Problem details:
Show each line of the data below that has the string "EURUSD" in it.

━━━━━ Data supplied

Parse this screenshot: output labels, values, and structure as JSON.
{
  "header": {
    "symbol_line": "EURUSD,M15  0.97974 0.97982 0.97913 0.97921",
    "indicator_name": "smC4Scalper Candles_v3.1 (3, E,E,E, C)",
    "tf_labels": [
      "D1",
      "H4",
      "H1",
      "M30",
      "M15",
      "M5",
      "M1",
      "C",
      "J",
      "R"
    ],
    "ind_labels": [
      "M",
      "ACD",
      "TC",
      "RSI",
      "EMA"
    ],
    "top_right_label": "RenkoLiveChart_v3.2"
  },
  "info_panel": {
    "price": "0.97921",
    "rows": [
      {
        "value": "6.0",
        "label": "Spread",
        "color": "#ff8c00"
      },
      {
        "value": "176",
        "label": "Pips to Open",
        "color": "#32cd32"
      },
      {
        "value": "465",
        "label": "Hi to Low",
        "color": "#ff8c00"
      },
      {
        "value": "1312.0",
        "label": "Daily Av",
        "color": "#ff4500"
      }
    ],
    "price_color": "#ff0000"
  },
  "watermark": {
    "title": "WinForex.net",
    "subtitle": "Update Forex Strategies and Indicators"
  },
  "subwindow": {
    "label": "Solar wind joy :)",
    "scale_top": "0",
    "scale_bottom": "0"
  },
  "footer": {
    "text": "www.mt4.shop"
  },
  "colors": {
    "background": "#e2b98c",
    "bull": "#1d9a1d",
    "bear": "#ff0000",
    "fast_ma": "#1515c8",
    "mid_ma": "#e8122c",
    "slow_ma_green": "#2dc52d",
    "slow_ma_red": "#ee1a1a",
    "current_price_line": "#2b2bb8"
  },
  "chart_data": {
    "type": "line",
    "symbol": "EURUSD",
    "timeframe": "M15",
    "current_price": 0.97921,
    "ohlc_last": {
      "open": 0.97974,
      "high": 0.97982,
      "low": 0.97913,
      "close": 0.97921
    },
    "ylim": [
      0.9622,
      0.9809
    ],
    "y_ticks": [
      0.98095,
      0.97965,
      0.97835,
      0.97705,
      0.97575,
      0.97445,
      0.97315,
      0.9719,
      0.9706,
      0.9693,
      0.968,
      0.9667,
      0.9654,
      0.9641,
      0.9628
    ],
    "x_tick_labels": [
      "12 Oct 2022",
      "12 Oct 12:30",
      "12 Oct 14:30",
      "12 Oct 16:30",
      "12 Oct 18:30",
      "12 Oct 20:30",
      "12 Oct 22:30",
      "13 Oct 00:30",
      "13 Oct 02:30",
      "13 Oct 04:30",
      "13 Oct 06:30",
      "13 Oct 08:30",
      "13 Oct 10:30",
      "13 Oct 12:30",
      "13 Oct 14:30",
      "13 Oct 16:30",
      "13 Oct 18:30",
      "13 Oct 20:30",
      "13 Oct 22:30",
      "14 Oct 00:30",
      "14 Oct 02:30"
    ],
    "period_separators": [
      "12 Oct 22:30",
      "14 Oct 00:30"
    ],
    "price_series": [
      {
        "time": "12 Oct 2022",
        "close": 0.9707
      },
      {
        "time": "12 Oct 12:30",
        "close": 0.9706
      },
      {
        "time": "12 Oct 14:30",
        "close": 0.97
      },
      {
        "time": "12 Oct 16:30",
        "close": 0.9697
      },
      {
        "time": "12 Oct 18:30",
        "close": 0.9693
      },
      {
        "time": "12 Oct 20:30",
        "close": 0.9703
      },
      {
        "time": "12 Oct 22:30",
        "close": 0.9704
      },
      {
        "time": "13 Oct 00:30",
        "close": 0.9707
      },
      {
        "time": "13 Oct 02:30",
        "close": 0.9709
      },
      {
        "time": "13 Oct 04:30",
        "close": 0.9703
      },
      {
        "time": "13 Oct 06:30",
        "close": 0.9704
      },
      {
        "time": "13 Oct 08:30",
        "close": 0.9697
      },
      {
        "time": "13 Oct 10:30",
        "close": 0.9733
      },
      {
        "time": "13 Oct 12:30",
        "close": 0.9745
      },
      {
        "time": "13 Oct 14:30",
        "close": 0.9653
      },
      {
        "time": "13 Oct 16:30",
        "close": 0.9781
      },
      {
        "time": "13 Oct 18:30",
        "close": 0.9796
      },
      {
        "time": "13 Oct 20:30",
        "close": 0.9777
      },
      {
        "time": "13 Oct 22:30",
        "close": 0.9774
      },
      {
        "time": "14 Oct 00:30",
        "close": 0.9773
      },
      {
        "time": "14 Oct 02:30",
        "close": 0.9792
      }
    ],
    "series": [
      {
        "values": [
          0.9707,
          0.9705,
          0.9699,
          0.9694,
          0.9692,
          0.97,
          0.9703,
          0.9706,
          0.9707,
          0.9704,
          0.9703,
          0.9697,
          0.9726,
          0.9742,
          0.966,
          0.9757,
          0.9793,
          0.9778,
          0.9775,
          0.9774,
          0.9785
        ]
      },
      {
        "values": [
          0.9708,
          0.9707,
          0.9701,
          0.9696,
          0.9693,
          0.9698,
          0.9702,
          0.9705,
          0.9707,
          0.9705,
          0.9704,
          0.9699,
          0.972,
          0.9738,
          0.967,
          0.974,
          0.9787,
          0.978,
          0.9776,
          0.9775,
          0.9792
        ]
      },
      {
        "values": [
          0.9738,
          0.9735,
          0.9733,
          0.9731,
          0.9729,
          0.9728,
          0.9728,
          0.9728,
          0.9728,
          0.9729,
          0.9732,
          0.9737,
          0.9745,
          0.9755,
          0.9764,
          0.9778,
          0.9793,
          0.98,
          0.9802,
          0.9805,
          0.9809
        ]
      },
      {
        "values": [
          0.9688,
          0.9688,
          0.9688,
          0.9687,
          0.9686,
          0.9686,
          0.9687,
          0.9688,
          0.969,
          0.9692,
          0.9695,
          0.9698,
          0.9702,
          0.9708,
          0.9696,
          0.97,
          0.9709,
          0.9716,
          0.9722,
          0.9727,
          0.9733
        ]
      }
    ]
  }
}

━━━━━━━━━━

Exercise result:
    "symbol_line": "EURUSD,M15  0.97974 0.97982 0.97913 0.97921",
    "symbol": "EURUSD",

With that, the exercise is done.